> REQUIRED WORK
Look through the lines below and extract any with the word "право".

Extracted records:
↓↓↓
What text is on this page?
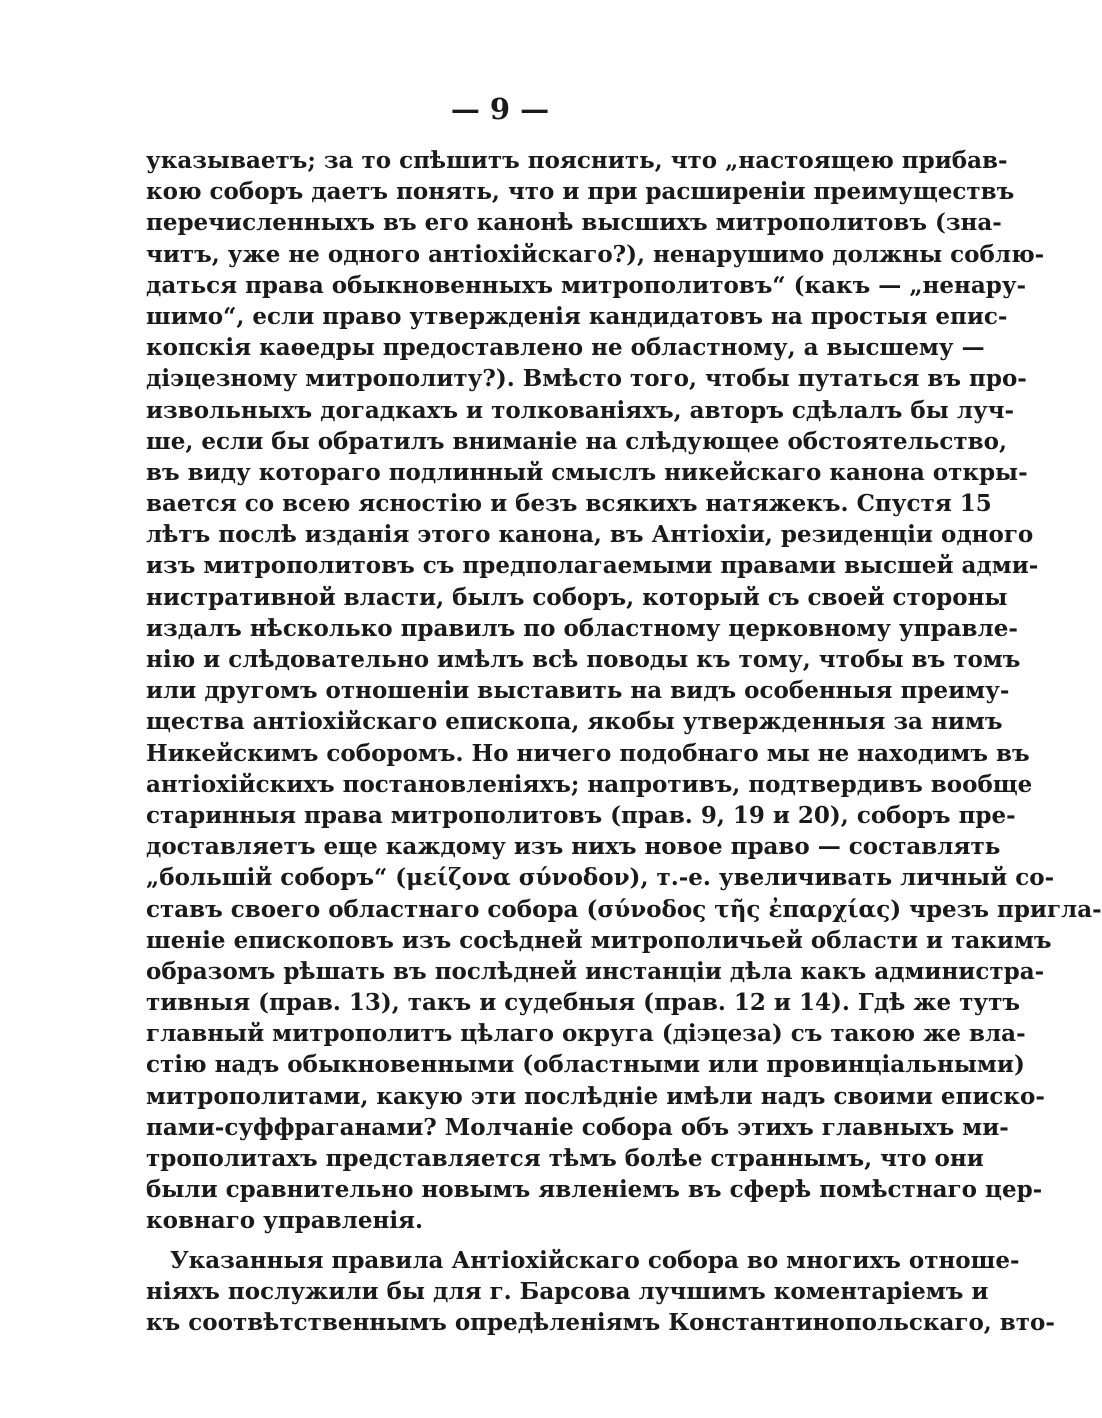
— 9 —
указываетъ; за то спѣшитъ пояснить, что „настоящею прибав-
кою соборъ даетъ понять, что и при расширеніи преимуществъ
перечисленныхъ въ его канонѣ высшихъ митрополитовъ (зна-
читъ, уже не одного антіохійскаго?), ненарушимо должны соблю-
даться права обыкновенныхъ митрополитовъ“ (какъ — „ненару-
шимо“, если право утвержденія кандидатовъ на простыя епис-
копскія каѳедры предоставлено не областному, а высшему —
діэцезному митрополиту?). Вмѣсто того, чтобы путаться въ про-
извольныхъ догадкахъ и толкованіяхъ, авторъ сдѣлалъ бы луч-
ше, если бы обратилъ вниманіе на слѣдующее обстоятельство,
въ виду котораго подлинный смыслъ никейскаго канона откры-
вается со всею ясностію и безъ всякихъ натяжекъ. Спустя 15
лѣтъ послѣ изданія этого канона, въ Антіохіи, резиденціи одного
изъ митрополитовъ съ предполагаемыми правами высшей адми-
нистративной власти, былъ соборъ, который съ своей стороны
издалъ нѣсколько правилъ по областному церковному управле-
нію и слѣдовательно имѣлъ всѣ поводы къ тому, чтобы въ томъ
или другомъ отношеніи выставить на видъ особенныя преиму-
щества антіохійскаго епископа, якобы утвержденныя за нимъ
Никейскимъ соборомъ. Но ничего подобнаго мы не находимъ въ
антіохійскихъ постановленіяхъ; напротивъ, подтвердивъ вообще
старинныя права митрополитовъ (прав. 9, 19 и 20), соборъ пре-
доставляетъ еще каждому изъ нихъ новое право — составлять
„большій соборъ“ (μείζονα σύνοδον), т.-е. увеличивать личный со-
ставъ своего областнаго собора (σύνοδος τῆς ἐπαρχίας) чрезъ пригла-
шеніе епископовъ изъ сосѣдней митрополичьей области и такимъ
образомъ рѣшать въ послѣдней инстанціи дѣла какъ администра-
тивныя (прав. 13), такъ и судебныя (прав. 12 и 14). Гдѣ же тутъ
главный митрополитъ цѣлаго округа (діэцеза) съ такою же вла-
стію надъ обыкновенными (областными или провинціальными)
митрополитами, какую эти послѣдніе имѣли надъ своими еписко-
пами-суффраганами? Молчаніе собора объ этихъ главныхъ ми-
трополитахъ представляется тѣмъ болѣе страннымъ, что они
были сравнительно новымъ явленіемъ въ сферѣ помѣстнаго цер-
ковнаго управленія.
Указанныя правила Антіохійскаго собора во многихъ отноше-
ніяхъ послужили бы для г. Барсова лучшимъ коментаріемъ и
къ соотвѣтственнымъ опредѣленіямъ Константинопольскаго, вто-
↑↑↑
> REPLY TO THE TASK
шимо“, если право утвержденія кандидатовъ на простыя епис-
доставляетъ еще каждому изъ нихъ новое право — составлять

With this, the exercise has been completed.